start Data for this exercise

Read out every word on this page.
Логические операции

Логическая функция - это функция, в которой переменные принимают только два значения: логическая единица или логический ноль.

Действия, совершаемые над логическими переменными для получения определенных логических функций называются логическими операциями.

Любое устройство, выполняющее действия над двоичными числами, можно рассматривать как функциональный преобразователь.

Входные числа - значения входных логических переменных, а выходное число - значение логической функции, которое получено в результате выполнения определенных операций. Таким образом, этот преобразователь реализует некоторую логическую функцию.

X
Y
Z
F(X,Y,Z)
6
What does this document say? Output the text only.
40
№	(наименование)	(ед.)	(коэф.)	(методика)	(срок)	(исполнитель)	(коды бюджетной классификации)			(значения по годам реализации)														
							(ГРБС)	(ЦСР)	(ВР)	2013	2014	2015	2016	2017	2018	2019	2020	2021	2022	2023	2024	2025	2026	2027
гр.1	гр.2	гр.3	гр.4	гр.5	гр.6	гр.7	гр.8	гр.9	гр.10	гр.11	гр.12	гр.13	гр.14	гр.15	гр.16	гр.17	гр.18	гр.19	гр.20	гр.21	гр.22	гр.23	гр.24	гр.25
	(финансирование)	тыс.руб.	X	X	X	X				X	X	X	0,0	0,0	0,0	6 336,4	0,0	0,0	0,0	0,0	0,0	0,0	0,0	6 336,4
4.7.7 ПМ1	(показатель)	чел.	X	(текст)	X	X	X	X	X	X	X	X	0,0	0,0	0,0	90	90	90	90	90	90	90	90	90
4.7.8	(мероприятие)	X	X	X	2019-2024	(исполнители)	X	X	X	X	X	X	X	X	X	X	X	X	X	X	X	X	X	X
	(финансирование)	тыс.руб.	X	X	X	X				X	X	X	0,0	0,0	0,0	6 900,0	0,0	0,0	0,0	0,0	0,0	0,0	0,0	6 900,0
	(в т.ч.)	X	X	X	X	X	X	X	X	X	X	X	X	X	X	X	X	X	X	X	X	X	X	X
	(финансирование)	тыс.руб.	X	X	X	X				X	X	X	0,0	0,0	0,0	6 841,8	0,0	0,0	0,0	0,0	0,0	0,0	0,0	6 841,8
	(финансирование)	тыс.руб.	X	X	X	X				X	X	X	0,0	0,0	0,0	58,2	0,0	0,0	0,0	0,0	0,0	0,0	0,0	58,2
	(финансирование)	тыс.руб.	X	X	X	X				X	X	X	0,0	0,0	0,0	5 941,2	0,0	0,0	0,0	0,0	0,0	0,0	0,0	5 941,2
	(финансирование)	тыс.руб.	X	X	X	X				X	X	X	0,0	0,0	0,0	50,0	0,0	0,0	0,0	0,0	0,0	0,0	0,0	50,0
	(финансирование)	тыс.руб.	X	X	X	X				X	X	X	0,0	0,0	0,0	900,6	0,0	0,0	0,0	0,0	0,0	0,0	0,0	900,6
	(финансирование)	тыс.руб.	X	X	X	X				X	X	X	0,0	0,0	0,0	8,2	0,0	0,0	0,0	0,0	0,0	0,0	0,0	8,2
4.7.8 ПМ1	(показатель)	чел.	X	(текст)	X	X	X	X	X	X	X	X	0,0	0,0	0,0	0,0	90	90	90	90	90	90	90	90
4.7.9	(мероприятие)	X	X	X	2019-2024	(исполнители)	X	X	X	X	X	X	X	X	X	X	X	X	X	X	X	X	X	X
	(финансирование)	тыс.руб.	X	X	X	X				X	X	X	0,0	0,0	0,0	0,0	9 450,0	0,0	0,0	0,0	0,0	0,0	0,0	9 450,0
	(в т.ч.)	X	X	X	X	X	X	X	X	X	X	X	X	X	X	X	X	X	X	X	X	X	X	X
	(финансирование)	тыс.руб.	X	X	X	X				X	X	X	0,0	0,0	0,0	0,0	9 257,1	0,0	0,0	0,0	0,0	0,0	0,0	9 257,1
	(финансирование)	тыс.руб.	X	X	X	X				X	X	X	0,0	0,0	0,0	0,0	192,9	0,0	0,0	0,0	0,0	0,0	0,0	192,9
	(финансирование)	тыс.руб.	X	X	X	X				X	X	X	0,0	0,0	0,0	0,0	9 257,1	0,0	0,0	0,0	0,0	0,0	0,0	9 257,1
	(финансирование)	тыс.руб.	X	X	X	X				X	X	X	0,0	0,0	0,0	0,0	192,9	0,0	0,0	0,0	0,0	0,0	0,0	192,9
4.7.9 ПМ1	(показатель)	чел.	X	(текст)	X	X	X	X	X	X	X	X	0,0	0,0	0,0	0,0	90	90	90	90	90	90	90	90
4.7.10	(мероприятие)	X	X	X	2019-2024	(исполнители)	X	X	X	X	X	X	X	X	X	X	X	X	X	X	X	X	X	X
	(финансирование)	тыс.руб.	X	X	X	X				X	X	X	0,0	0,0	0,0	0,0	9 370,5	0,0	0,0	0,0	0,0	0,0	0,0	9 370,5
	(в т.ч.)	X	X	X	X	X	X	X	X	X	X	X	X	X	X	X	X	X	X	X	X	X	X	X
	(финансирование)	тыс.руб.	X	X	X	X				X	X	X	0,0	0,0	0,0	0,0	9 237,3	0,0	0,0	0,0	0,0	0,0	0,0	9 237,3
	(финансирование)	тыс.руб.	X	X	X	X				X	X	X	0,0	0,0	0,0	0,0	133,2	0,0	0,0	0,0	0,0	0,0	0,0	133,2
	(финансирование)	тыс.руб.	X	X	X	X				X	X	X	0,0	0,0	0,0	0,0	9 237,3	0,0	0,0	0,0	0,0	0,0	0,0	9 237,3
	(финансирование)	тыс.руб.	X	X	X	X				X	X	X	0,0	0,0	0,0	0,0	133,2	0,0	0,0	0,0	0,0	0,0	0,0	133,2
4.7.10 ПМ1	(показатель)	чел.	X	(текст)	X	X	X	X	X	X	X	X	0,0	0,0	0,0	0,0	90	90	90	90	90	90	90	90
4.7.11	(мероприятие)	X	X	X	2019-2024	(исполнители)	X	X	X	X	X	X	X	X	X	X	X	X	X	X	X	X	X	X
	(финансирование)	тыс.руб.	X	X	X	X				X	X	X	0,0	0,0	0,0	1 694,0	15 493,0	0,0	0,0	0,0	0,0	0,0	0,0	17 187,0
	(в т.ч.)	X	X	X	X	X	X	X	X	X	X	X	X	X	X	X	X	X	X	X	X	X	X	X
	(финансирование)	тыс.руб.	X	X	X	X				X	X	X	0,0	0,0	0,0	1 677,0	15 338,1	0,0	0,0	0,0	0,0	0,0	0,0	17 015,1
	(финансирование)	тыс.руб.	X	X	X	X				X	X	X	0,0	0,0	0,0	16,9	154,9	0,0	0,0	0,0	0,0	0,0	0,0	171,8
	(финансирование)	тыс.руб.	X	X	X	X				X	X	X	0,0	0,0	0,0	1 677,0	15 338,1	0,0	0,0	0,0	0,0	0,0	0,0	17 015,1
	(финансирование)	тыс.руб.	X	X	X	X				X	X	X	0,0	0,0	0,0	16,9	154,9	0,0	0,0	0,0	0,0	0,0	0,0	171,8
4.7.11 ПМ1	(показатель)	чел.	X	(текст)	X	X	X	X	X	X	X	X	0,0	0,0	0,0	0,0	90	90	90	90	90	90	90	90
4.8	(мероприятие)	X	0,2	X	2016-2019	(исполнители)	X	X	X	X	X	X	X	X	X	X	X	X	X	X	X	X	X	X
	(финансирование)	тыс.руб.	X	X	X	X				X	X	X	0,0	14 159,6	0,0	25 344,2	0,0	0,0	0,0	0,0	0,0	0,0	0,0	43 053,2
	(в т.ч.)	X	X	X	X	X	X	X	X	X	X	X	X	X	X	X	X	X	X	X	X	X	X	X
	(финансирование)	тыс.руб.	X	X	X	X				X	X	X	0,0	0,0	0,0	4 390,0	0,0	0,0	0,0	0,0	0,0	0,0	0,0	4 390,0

end Data for this exercise

Problem statement: From the entries above, return each line with the word "исполнители" in it.

Worked solution:
4.7.8	(мероприятие)	X	X	X	2019-2024	(исполнители)	X	X	X	X	X	X	X	X	X	X	X	X	X	X	X	X	X	X
4.7.9	(мероприятие)	X	X	X	2019-2024	(исполнители)	X	X	X	X	X	X	X	X	X	X	X	X	X	X	X	X	X	X
4.7.10	(мероприятие)	X	X	X	2019-2024	(исполнители)	X	X	X	X	X	X	X	X	X	X	X	X	X	X	X	X	X	X
4.7.11	(мероприятие)	X	X	X	2019-2024	(исполнители)	X	X	X	X	X	X	X	X	X	X	X	X	X	X	X	X	X	X
4.8	(мероприятие)	X	0,2	X	2016-2019	(исполнители)	X	X	X	X	X	X	X	X	X	X	X	X	X	X	X	X	X	X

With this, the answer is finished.